In the listing below, locate the lines that hold "reasons" and copy them.
◆ ◆ ◆
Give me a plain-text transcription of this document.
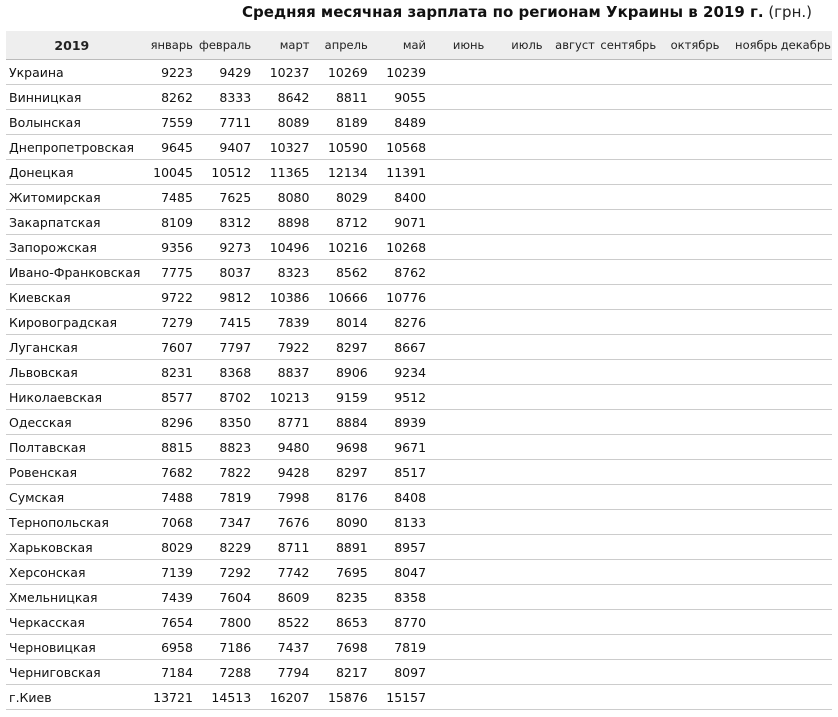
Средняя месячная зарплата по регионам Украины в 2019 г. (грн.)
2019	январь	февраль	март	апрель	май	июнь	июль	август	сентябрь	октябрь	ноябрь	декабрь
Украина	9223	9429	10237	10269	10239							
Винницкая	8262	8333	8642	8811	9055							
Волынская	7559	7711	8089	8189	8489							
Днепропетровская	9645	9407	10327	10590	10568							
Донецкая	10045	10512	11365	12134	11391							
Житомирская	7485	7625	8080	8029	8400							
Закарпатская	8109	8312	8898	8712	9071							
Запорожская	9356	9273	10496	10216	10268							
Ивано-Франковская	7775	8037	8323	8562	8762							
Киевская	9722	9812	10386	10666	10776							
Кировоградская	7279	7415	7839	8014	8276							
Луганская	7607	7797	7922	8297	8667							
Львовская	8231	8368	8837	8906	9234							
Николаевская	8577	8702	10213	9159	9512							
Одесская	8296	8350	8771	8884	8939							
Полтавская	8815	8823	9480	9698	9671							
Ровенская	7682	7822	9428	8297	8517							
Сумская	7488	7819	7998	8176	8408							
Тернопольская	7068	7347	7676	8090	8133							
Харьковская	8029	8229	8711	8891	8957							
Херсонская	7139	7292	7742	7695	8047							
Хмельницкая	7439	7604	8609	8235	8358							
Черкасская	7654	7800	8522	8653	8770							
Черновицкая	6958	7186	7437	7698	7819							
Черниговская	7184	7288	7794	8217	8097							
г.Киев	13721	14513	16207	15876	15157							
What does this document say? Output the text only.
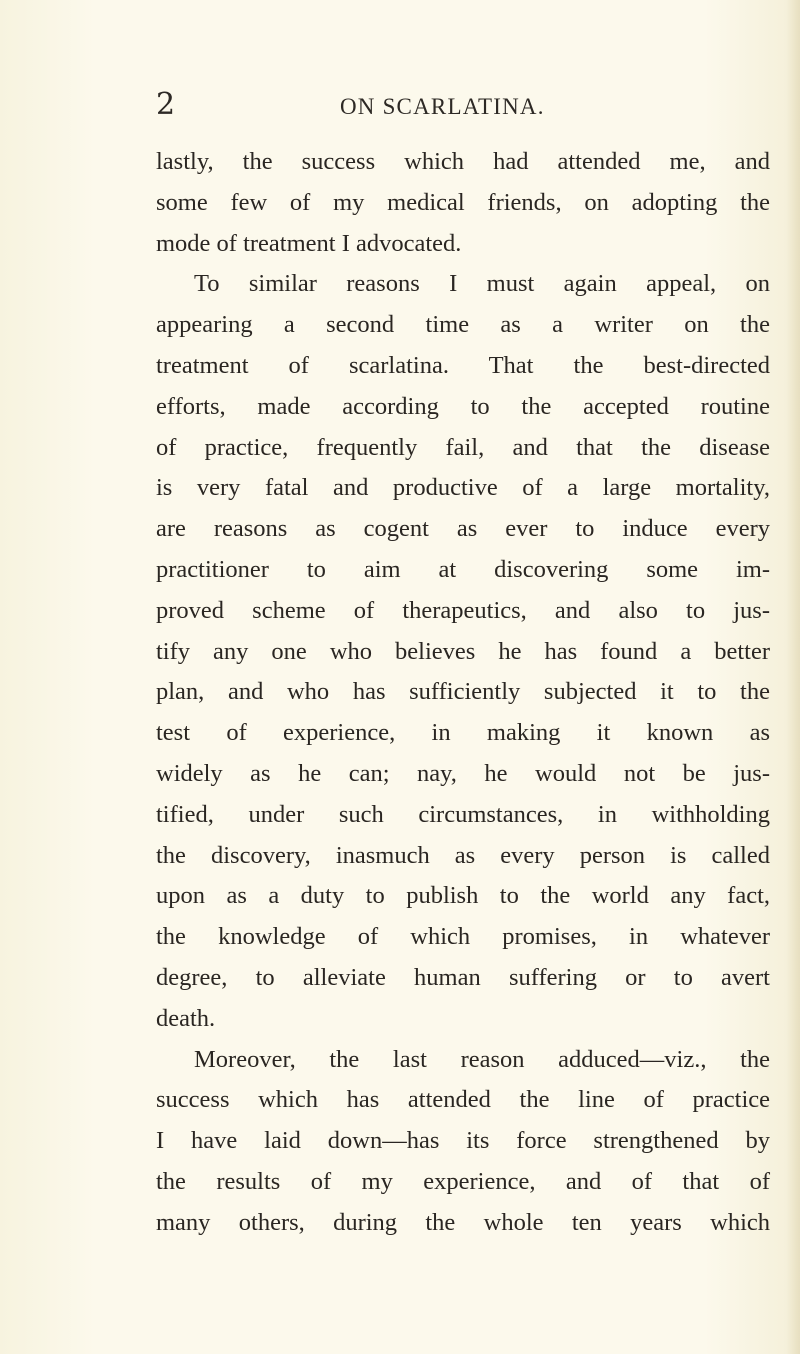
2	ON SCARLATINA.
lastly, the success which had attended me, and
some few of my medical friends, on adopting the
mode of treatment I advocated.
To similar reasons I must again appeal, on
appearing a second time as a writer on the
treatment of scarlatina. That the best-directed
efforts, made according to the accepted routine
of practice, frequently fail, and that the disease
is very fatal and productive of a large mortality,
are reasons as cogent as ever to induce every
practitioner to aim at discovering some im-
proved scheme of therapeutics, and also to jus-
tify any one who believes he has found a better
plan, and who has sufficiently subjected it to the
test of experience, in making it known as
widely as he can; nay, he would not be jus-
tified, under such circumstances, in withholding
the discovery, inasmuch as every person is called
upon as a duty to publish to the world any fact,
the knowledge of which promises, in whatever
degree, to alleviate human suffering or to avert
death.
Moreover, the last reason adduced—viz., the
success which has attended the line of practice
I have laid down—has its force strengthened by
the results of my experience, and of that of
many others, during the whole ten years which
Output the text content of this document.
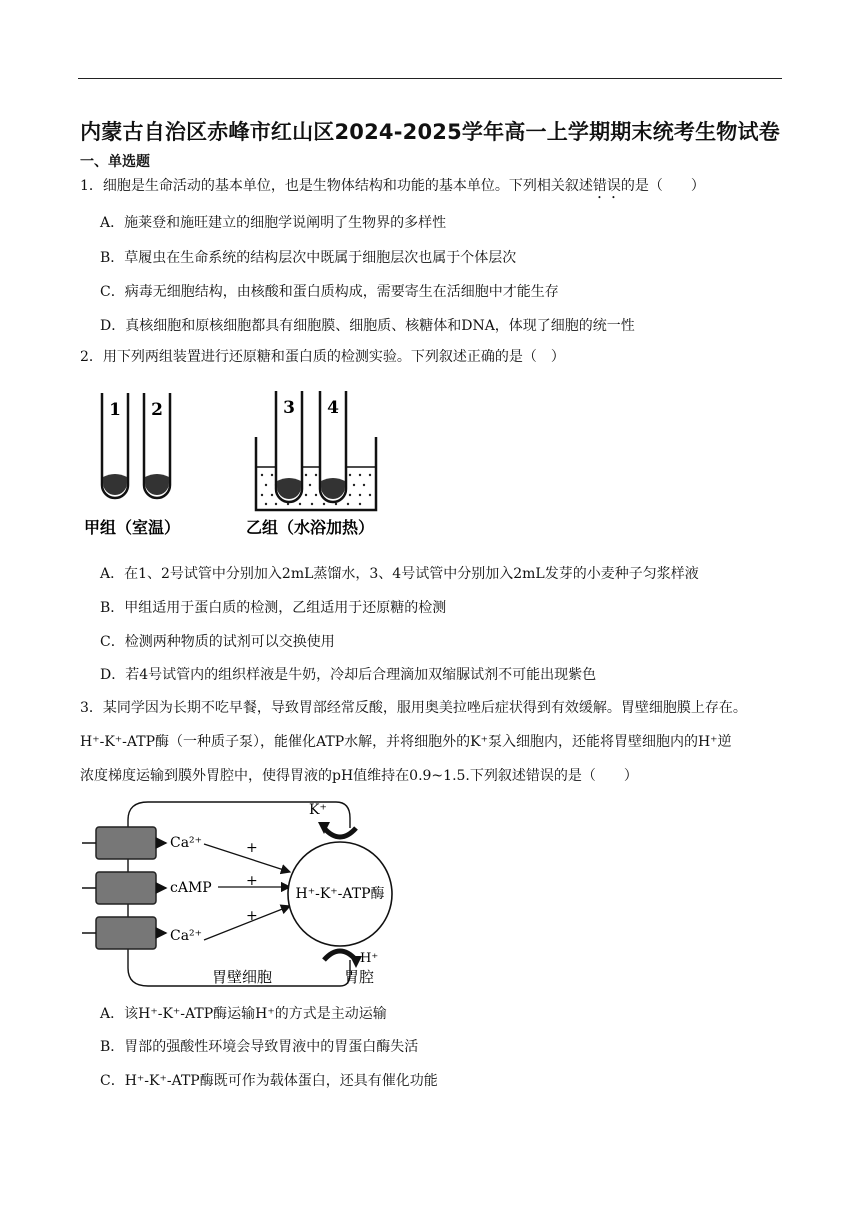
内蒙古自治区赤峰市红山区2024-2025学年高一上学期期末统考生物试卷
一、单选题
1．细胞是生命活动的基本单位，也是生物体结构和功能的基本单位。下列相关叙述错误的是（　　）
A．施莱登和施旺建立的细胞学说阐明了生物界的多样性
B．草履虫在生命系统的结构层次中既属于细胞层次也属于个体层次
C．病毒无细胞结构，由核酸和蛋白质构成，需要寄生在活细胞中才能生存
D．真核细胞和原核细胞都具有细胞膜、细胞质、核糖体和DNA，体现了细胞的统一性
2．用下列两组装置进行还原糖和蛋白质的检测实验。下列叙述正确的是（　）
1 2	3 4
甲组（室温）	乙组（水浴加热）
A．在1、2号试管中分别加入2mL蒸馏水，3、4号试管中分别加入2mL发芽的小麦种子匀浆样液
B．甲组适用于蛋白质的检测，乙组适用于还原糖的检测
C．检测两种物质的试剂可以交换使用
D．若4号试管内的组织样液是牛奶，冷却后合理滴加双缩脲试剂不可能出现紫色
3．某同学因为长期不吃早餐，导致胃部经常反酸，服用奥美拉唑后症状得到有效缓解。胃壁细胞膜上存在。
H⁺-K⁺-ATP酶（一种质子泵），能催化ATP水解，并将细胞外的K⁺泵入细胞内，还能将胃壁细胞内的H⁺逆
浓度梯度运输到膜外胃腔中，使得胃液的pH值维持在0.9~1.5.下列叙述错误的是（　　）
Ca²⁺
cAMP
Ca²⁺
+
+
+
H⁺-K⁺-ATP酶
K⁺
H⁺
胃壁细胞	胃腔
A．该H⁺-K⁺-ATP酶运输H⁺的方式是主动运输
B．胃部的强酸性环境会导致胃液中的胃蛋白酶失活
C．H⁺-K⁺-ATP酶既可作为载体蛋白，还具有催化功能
◆ ◆ ◆
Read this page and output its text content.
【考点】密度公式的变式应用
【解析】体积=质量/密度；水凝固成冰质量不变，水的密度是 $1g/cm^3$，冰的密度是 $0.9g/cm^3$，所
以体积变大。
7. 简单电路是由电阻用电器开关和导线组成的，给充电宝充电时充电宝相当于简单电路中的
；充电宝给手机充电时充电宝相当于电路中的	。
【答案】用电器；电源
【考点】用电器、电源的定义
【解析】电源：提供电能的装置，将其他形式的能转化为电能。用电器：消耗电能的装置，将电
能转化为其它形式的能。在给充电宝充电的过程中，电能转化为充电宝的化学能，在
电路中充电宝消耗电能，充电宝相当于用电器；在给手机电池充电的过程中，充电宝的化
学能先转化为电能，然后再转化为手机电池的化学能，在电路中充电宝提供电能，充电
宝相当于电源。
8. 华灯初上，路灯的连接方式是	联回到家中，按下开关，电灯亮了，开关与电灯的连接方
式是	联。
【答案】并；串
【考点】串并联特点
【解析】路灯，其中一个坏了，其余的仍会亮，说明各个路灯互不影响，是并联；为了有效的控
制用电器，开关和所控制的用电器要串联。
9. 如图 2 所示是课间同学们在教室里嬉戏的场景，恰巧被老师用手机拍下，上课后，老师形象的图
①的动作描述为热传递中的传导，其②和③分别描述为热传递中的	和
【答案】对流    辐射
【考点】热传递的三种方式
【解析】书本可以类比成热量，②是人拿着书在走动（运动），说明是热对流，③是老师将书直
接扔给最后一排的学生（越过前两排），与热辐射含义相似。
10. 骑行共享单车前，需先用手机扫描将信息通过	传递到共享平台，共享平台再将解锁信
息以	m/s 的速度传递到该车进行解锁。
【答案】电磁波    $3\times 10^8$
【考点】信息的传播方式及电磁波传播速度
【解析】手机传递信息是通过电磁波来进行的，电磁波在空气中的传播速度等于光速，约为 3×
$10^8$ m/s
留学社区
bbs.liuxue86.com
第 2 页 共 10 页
◆ ◆ ◆
Reply to the exercise>
To similar reasons I must again appeal, on
are reasons as cogent as ever to induce every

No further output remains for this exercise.